Problem to work on: Transcribe the material verbatim in full; the pictures do not belong in the copy.

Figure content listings
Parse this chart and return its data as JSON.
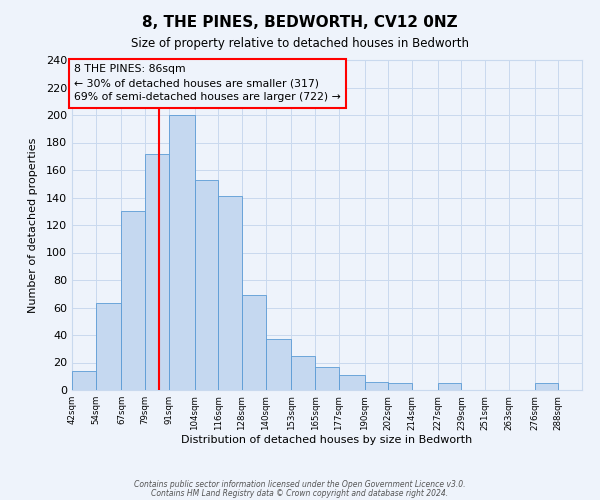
{
  "title": "8, THE PINES, BEDWORTH, CV12 0NZ",
  "subtitle": "Size of property relative to detached houses in Bedworth",
  "xlabel": "Distribution of detached houses by size in Bedworth",
  "ylabel": "Number of detached properties",
  "categories": [
    "42sqm",
    "54sqm",
    "67sqm",
    "79sqm",
    "91sqm",
    "104sqm",
    "116sqm",
    "128sqm",
    "140sqm",
    "153sqm",
    "165sqm",
    "177sqm",
    "190sqm",
    "202sqm",
    "214sqm",
    "227sqm",
    "239sqm",
    "251sqm",
    "263sqm",
    "276sqm",
    "288sqm"
  ],
  "bar_edges": [
    42,
    54,
    67,
    79,
    91,
    104,
    116,
    128,
    140,
    153,
    165,
    177,
    190,
    202,
    214,
    227,
    239,
    251,
    263,
    276,
    288
  ],
  "bar_heights": [
    14,
    63,
    130,
    172,
    200,
    153,
    141,
    69,
    37,
    25,
    17,
    11,
    6,
    5,
    0,
    5,
    0,
    0,
    0,
    5
  ],
  "bar_color": "#c5d8f0",
  "bar_edge_color": "#5b9bd5",
  "property_size": 86,
  "annotation_title": "8 THE PINES: 86sqm",
  "annotation_line1": "← 30% of detached houses are smaller (317)",
  "annotation_line2": "69% of semi-detached houses are larger (722) →",
  "ylim": [
    0,
    240
  ],
  "yticks": [
    0,
    20,
    40,
    60,
    80,
    100,
    120,
    140,
    160,
    180,
    200,
    220,
    240
  ],
  "footer1": "Contains HM Land Registry data © Crown copyright and database right 2024.",
  "footer2": "Contains public sector information licensed under the Open Government Licence v3.0.",
  "bg_color": "#eef3fb",
  "grid_color": "#c9d9ee"
}
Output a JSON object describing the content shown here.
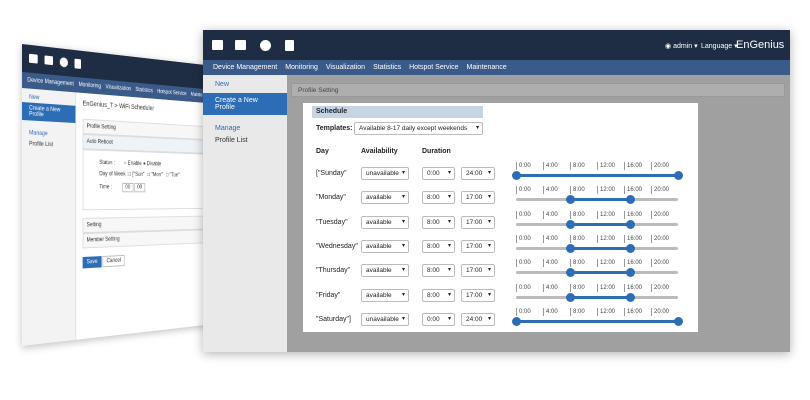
{
  "back": {
    "nav": [
      "Device Management",
      "Monitoring",
      "Visualization",
      "Statistics",
      "Hotspot Service",
      "Mainte"
    ],
    "side": {
      "new": "New",
      "create": "Create a New Profile",
      "manage": "Manage",
      "list": "Profile List"
    },
    "breadcrumb": "EnGenius_T > WiFi Scheduler",
    "profile_setting": "Profile Setting",
    "auto_reboot": "Auto Reboot",
    "status": "Status :",
    "enable": "Enable",
    "disable": "Disable",
    "dow": "Day of Week :",
    "days": [
      "[\"Sun\"",
      "\"Mon\"",
      "\"Tue\""
    ],
    "time": "Time :",
    "hour": "00",
    "minute": "00",
    "setting": "Setting",
    "member": "Member Setting",
    "save": "Save",
    "cancel": "Cancel"
  },
  "front": {
    "user": "admin",
    "language": "Language",
    "brand": "EnGenius",
    "nav": [
      "Device Management",
      "Monitoring",
      "Visualization",
      "Statistics",
      "Hotspot Service",
      "Maintenance"
    ],
    "side": {
      "new": "New",
      "create": "Create a New Profile",
      "manage": "Manage",
      "list": "Profile List"
    },
    "profile_setting": "Profile Setting",
    "modal": {
      "title": "Schedule",
      "templates_label": "Templates:",
      "template": "Available 8-17 daily except weekends",
      "headers": [
        "Day",
        "Availability",
        "Duration"
      ],
      "slider": {
        "range": [
          0,
          24
        ],
        "ticks": [
          "0:00",
          "4:00",
          "8:00",
          "12:00",
          "16:00",
          "20:00"
        ]
      },
      "rows": [
        {
          "day": "[\"Sunday\"",
          "availability": "unavailable",
          "start": "0:00",
          "end": "24:00"
        },
        {
          "day": "\"Monday\"",
          "availability": "available",
          "start": "8:00",
          "end": "17:00"
        },
        {
          "day": "\"Tuesday\"",
          "availability": "available",
          "start": "8:00",
          "end": "17:00"
        },
        {
          "day": "\"Wednesday\"",
          "availability": "available",
          "start": "8:00",
          "end": "17:00"
        },
        {
          "day": "\"Thursday\"",
          "availability": "available",
          "start": "8:00",
          "end": "17:00"
        },
        {
          "day": "\"Friday\"",
          "availability": "available",
          "start": "8:00",
          "end": "17:00"
        },
        {
          "day": "\"Saturday\"]",
          "availability": "unavailable",
          "start": "0:00",
          "end": "24:00"
        }
      ]
    }
  }
}
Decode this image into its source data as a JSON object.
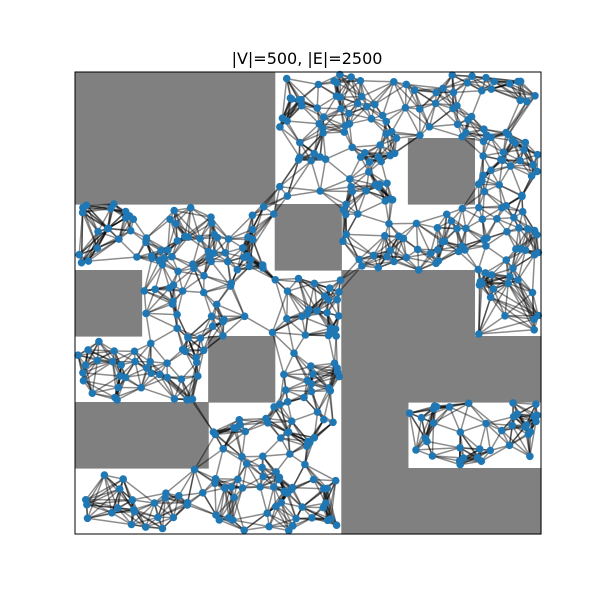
{
  "title": "|V|=500, |E|=2500",
  "colors": {
    "background": "#ffffff",
    "obstacle": "#808080",
    "node": "#1f77b4",
    "edge": "#000000",
    "frame": "#000000"
  },
  "vertex_count": 500,
  "edge_count": 2500,
  "grid": {
    "rows": 7,
    "cols": 7,
    "obstacle_cells": [
      [
        0,
        0
      ],
      [
        1,
        0
      ],
      [
        2,
        0
      ],
      [
        0,
        1
      ],
      [
        1,
        1
      ],
      [
        2,
        1
      ],
      [
        3,
        2
      ],
      [
        0,
        3
      ],
      [
        4,
        3
      ],
      [
        6,
        4
      ],
      [
        2,
        4
      ],
      [
        4,
        4
      ],
      [
        5,
        4
      ],
      [
        4,
        3
      ],
      [
        5,
        3
      ],
      [
        0,
        5
      ],
      [
        1,
        5
      ],
      [
        4,
        5
      ],
      [
        4,
        6
      ],
      [
        5,
        6
      ],
      [
        6,
        6
      ],
      [
        5,
        1
      ]
    ]
  }
}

Full output:
Parse this chart and return its data as JSON.
{
  "title": "8, THE PINES, BEDWORTH, CV12 0NZ",
  "subtitle": "Size of property relative to detached houses in Bedworth",
  "xlabel": "Distribution of detached houses by size in Bedworth",
  "ylabel": "Number of detached properties",
  "categories": [
    "42sqm",
    "54sqm",
    "67sqm",
    "79sqm",
    "91sqm",
    "104sqm",
    "116sqm",
    "128sqm",
    "140sqm",
    "153sqm",
    "165sqm",
    "177sqm",
    "190sqm",
    "202sqm",
    "214sqm",
    "227sqm",
    "239sqm",
    "251sqm",
    "263sqm",
    "276sqm",
    "288sqm"
  ],
  "bar_edges": [
    42,
    54,
    67,
    79,
    91,
    104,
    116,
    128,
    140,
    153,
    165,
    177,
    190,
    202,
    214,
    227,
    239,
    251,
    263,
    276,
    288
  ],
  "bar_heights": [
    14,
    63,
    130,
    172,
    200,
    153,
    141,
    69,
    37,
    25,
    17,
    11,
    6,
    5,
    0,
    5,
    0,
    0,
    0,
    5
  ],
  "bar_color": "#c5d8f0",
  "bar_edge_color": "#5b9bd5",
  "property_size": 86,
  "annotation_title": "8 THE PINES: 86sqm",
  "annotation_line1": "← 30% of detached houses are smaller (317)",
  "annotation_line2": "69% of semi-detached houses are larger (722) →",
  "ylim": [
    0,
    240
  ],
  "yticks": [
    0,
    20,
    40,
    60,
    80,
    100,
    120,
    140,
    160,
    180,
    200,
    220,
    240
  ],
  "footer1": "Contains HM Land Registry data © Crown copyright and database right 2024.",
  "footer2": "Contains public sector information licensed under the Open Government Licence v3.0.",
  "bg_color": "#eef3fb",
  "grid_color": "#c9d9ee"
}
Output a JSON object describing the content shown here.
{
  "back": {
    "nav": [
      "Device Management",
      "Monitoring",
      "Visualization",
      "Statistics",
      "Hotspot Service",
      "Mainte"
    ],
    "side": {
      "new": "New",
      "create": "Create a New Profile",
      "manage": "Manage",
      "list": "Profile List"
    },
    "breadcrumb": "EnGenius_T > WiFi Scheduler",
    "profile_setting": "Profile Setting",
    "auto_reboot": "Auto Reboot",
    "status": "Status :",
    "enable": "Enable",
    "disable": "Disable",
    "dow": "Day of Week :",
    "days": [
      "[\"Sun\"",
      "\"Mon\"",
      "\"Tue\""
    ],
    "time": "Time :",
    "hour": "00",
    "minute": "00",
    "setting": "Setting",
    "member": "Member Setting",
    "save": "Save",
    "cancel": "Cancel"
  },
  "front": {
    "user": "admin",
    "language": "Language",
    "brand": "EnGenius",
    "nav": [
      "Device Management",
      "Monitoring",
      "Visualization",
      "Statistics",
      "Hotspot Service",
      "Maintenance"
    ],
    "side": {
      "new": "New",
      "create": "Create a New Profile",
      "manage": "Manage",
      "list": "Profile List"
    },
    "profile_setting": "Profile Setting",
    "modal": {
      "title": "Schedule",
      "templates_label": "Templates:",
      "template": "Available 8-17 daily except weekends",
      "headers": [
        "Day",
        "Availability",
        "Duration"
      ],
      "slider": {
        "range": [
          0,
          24
        ],
        "ticks": [
          "0:00",
          "4:00",
          "8:00",
          "12:00",
          "16:00",
          "20:00"
        ]
      },
      "rows": [
        {
          "day": "[\"Sunday\"",
          "availability": "unavailable",
          "start": "0:00",
          "end": "24:00"
        },
        {
          "day": "\"Monday\"",
          "availability": "available",
          "start": "8:00",
          "end": "17:00"
        },
        {
          "day": "\"Tuesday\"",
          "availability": "available",
          "start": "8:00",
          "end": "17:00"
        },
        {
          "day": "\"Wednesday\"",
          "availability": "available",
          "start": "8:00",
          "end": "17:00"
        },
        {
          "day": "\"Thursday\"",
          "availability": "available",
          "start": "8:00",
          "end": "17:00"
        },
        {
          "day": "\"Friday\"",
          "availability": "available",
          "start": "8:00",
          "end": "17:00"
        },
        {
          "day": "\"Saturday\"]",
          "availability": "unavailable",
          "start": "0:00",
          "end": "24:00"
        }
      ]
    }
  }
}
Decode this image into its source data as a JSON object.
{
  "title": "|V|=500, |E|=2500",
  "colors": {
    "background": "#ffffff",
    "obstacle": "#808080",
    "node": "#1f77b4",
    "edge": "#000000",
    "frame": "#000000"
  },
  "vertex_count": 500,
  "edge_count": 2500,
  "grid": {
    "rows": 7,
    "cols": 7,
    "obstacle_cells": [
      [
        0,
        0
      ],
      [
        1,
        0
      ],
      [
        2,
        0
      ],
      [
        0,
        1
      ],
      [
        1,
        1
      ],
      [
        2,
        1
      ],
      [
        3,
        2
      ],
      [
        0,
        3
      ],
      [
        4,
        3
      ],
      [
        6,
        4
      ],
      [
        2,
        4
      ],
      [
        4,
        4
      ],
      [
        5,
        4
      ],
      [
        4,
        3
      ],
      [
        5,
        3
      ],
      [
        0,
        5
      ],
      [
        1,
        5
      ],
      [
        4,
        5
      ],
      [
        4,
        6
      ],
      [
        5,
        6
      ],
      [
        6,
        6
      ],
      [
        5,
        1
      ]
    ]
  }
}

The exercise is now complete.